Objective
Copy the data that follows, character for character, minus the pictures.

Given data
- - - - -

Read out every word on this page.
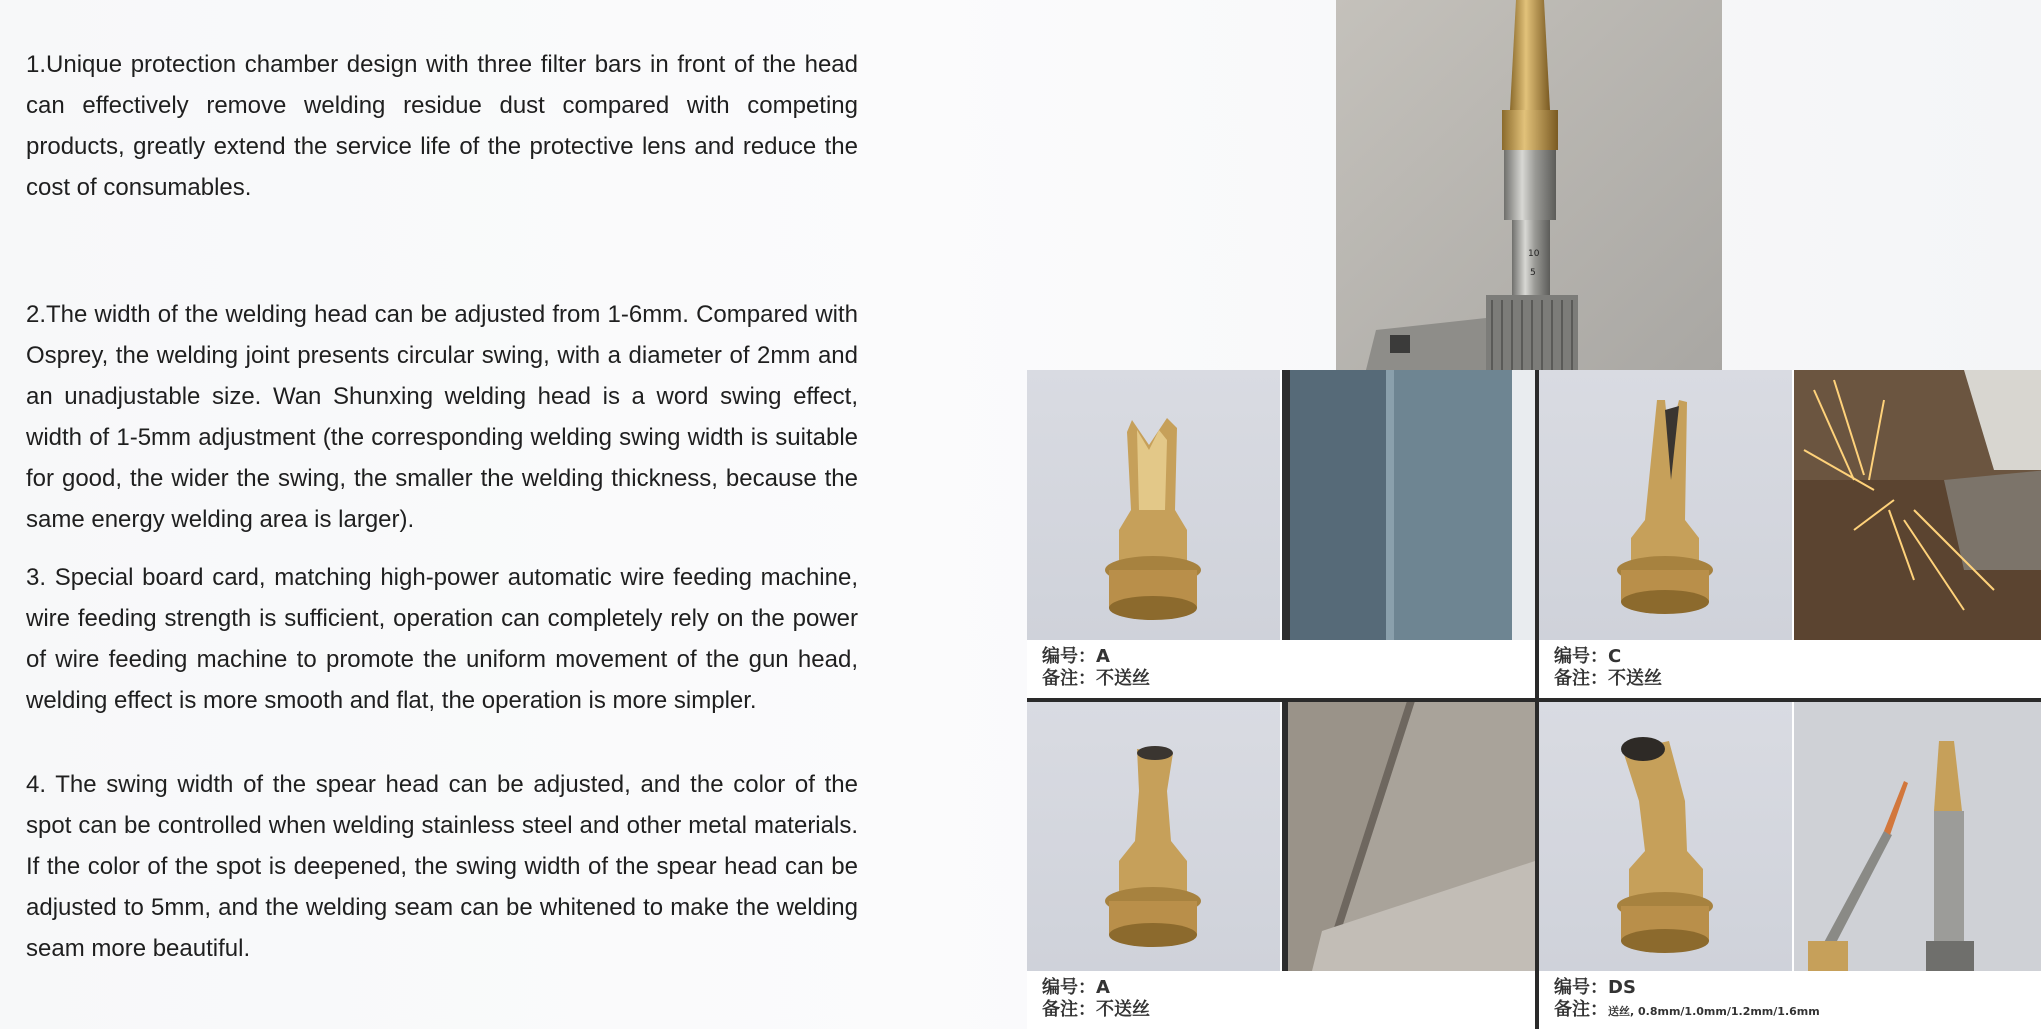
1.Unique protection chamber design with three filter bars in front of the head can effectively remove welding residue dust compared with competing products, greatly extend the service life of the protective lens and reduce the cost of consumables.

2.The width of the welding head can be adjusted from 1-6mm. Compared with Osprey, the welding joint presents circular swing, with a diameter of 2mm and an unadjustable size. Wan Shunxing welding head is a word swing effect, width of 1-5mm adjustment (the corresponding welding swing width is suitable for good, the wider the swing, the smaller the welding thickness, because the same energy welding area is larger).

3. Special board card, matching high-power automatic wire feeding machine, wire feeding strength is sufficient, operation can completely rely on the power of wire feeding machine to promote the uniform movement of the gun head, welding effect is more smooth and flat, the operation is more simpler.

4. The swing width of the spear head can be adjusted, and the color of the spot can be controlled when welding stainless steel and other metal materials. If the color of the spot is deepened, the swing width of the spear head can be adjusted to 5mm, and the welding seam can be whitened to make the welding seam more beautiful.

10
5
编号：A
备注：不送丝
编号：C
备注：不送丝
编号：A
备注：不送丝
编号：DS
备注：送丝, 0.8mm/1.0mm/1.2mm/1.6mm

- - - - -

Written solution
Read out every word on this page.
1.Unique protection chamber design with three filter bars in front of the head can effectively remove welding residue dust compared with competing products, greatly extend the service life of the protective lens and reduce the cost of consumables.

2.The width of the welding head can be adjusted from 1-6mm. Compared with Osprey, the welding joint presents circular swing, with a diameter of 2mm and an unadjustable size. Wan Shunxing welding head is a word swing effect, width of 1-5mm adjustment (the corresponding welding swing width is suitable for good, the wider the swing, the smaller the welding thickness, because the same energy welding area is larger).

3. Special board card, matching high-power automatic wire feeding machine, wire feeding strength is sufficient, operation can completely rely on the power of wire feeding machine to promote the uniform movement of the gun head, welding effect is more smooth and flat, the operation is more simpler.

4. The swing width of the spear head can be adjusted, and the color of the spot can be controlled when welding stainless steel and other metal materials. If the color of the spot is deepened, the swing width of the spear head can be adjusted to 5mm, and the welding seam can be whitened to make the welding seam more beautiful.

10
5
编号：A
备注：不送丝
编号：C
备注：不送丝
编号：A
备注：不送丝
编号：DS
备注：送丝, 0.8mm/1.0mm/1.2mm/1.6mm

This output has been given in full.